- _EXERCISE DETAILS_: Retype exactly the stretch of lines that begins at the line containing "Give me a plain-text" and ends at the last line of the data, with no other lines.

┄┄┄┄┄┄┄┄┄┄┄┄┄┄┄┄┄┄┄┄

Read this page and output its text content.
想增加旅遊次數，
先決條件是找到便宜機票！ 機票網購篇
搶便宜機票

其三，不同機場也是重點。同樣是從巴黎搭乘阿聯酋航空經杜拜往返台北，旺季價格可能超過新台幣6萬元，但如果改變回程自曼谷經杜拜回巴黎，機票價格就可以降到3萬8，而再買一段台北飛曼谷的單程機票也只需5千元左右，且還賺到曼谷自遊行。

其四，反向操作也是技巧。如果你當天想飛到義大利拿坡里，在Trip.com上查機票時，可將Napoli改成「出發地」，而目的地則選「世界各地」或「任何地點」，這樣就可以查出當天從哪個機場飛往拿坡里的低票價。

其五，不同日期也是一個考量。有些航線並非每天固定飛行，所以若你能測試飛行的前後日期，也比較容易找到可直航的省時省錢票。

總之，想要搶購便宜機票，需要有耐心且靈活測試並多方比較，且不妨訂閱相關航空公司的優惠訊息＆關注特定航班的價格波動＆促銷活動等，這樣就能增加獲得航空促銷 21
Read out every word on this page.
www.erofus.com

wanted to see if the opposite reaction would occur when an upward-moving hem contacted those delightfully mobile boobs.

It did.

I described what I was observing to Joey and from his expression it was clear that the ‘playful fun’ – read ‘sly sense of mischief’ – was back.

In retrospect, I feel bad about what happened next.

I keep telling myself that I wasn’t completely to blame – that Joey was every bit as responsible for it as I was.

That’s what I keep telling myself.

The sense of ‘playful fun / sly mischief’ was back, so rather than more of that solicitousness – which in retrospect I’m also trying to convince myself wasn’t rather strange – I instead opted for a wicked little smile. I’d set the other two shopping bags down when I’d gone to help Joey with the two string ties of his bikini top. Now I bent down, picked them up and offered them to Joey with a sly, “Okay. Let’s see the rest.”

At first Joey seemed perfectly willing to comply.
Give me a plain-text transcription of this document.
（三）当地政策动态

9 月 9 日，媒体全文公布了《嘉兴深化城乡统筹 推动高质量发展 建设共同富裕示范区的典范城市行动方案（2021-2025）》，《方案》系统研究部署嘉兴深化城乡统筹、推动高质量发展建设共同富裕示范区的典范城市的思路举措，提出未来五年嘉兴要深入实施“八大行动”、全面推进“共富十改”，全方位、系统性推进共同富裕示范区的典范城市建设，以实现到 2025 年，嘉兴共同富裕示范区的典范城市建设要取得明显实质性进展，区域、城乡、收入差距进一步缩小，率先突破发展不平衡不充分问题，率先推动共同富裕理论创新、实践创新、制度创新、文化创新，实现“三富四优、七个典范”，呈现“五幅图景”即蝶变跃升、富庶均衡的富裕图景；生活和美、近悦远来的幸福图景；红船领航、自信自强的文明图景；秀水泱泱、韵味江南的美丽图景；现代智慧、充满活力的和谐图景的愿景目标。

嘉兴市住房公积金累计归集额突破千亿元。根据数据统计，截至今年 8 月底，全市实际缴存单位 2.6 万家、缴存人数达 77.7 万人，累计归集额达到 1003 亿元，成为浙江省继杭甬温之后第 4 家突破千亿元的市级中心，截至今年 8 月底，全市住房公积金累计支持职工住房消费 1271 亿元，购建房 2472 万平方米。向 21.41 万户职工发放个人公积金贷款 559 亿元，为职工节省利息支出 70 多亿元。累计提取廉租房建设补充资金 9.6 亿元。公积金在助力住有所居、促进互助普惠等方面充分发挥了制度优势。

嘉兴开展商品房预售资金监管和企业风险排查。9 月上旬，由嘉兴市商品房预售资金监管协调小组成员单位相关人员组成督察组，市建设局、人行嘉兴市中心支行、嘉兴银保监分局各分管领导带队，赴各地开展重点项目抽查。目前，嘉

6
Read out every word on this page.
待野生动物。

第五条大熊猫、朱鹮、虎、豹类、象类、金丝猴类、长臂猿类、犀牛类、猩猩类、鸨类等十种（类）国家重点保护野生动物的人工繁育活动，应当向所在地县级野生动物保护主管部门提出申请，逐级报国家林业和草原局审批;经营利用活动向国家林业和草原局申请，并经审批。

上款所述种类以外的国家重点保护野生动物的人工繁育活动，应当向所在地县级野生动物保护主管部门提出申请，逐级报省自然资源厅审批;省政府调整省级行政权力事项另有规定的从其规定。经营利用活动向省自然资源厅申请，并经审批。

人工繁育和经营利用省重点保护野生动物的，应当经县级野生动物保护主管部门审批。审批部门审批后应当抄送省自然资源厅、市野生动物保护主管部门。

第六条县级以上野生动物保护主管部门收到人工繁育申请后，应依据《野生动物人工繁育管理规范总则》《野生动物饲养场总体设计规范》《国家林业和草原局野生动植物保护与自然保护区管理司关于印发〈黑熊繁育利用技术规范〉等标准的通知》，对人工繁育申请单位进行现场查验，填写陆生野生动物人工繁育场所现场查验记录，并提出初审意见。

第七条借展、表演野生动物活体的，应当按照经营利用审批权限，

┄┄┄┄┄┄┄┄┄┄┄┄┄┄┄┄┄┄┄┄

- _FINAL RESULT_:
Give me a plain-text transcription of this document.
（三）当地政策动态

9 月 9 日，媒体全文公布了《嘉兴深化城乡统筹 推动高质量发展 建设共同富裕示范区的典范城市行动方案（2021-2025）》，《方案》系统研究部署嘉兴深化城乡统筹、推动高质量发展建设共同富裕示范区的典范城市的思路举措，提出未来五年嘉兴要深入实施“八大行动”、全面推进“共富十改”，全方位、系统性推进共同富裕示范区的典范城市建设，以实现到 2025 年，嘉兴共同富裕示范区的典范城市建设要取得明显实质性进展，区域、城乡、收入差距进一步缩小，率先突破发展不平衡不充分问题，率先推动共同富裕理论创新、实践创新、制度创新、文化创新，实现“三富四优、七个典范”，呈现“五幅图景”即蝶变跃升、富庶均衡的富裕图景；生活和美、近悦远来的幸福图景；红船领航、自信自强的文明图景；秀水泱泱、韵味江南的美丽图景；现代智慧、充满活力的和谐图景的愿景目标。

嘉兴市住房公积金累计归集额突破千亿元。根据数据统计，截至今年 8 月底，全市实际缴存单位 2.6 万家、缴存人数达 77.7 万人，累计归集额达到 1003 亿元，成为浙江省继杭甬温之后第 4 家突破千亿元的市级中心，截至今年 8 月底，全市住房公积金累计支持职工住房消费 1271 亿元，购建房 2472 万平方米。向 21.41 万户职工发放个人公积金贷款 559 亿元，为职工节省利息支出 70 多亿元。累计提取廉租房建设补充资金 9.6 亿元。公积金在助力住有所居、促进互助普惠等方面充分发挥了制度优势。

嘉兴开展商品房预售资金监管和企业风险排查。9 月上旬，由嘉兴市商品房预售资金监管协调小组成员单位相关人员组成督察组，市建设局、人行嘉兴市中心支行、嘉兴银保监分局各分管领导带队，赴各地开展重点项目抽查。目前，嘉

6
Read out every word on this page.
待野生动物。

第五条大熊猫、朱鹮、虎、豹类、象类、金丝猴类、长臂猿类、犀牛类、猩猩类、鸨类等十种（类）国家重点保护野生动物的人工繁育活动，应当向所在地县级野生动物保护主管部门提出申请，逐级报国家林业和草原局审批;经营利用活动向国家林业和草原局申请，并经审批。

上款所述种类以外的国家重点保护野生动物的人工繁育活动，应当向所在地县级野生动物保护主管部门提出申请，逐级报省自然资源厅审批;省政府调整省级行政权力事项另有规定的从其规定。经营利用活动向省自然资源厅申请，并经审批。

人工繁育和经营利用省重点保护野生动物的，应当经县级野生动物保护主管部门审批。审批部门审批后应当抄送省自然资源厅、市野生动物保护主管部门。

第六条县级以上野生动物保护主管部门收到人工繁育申请后，应依据《野生动物人工繁育管理规范总则》《野生动物饲养场总体设计规范》《国家林业和草原局野生动植物保护与自然保护区管理司关于印发〈黑熊繁育利用技术规范〉等标准的通知》，对人工繁育申请单位进行现场查验，填写陆生野生动物人工繁育场所现场查验记录，并提出初审意见。

第七条借展、表演野生动物活体的，应当按照经营利用审批权限，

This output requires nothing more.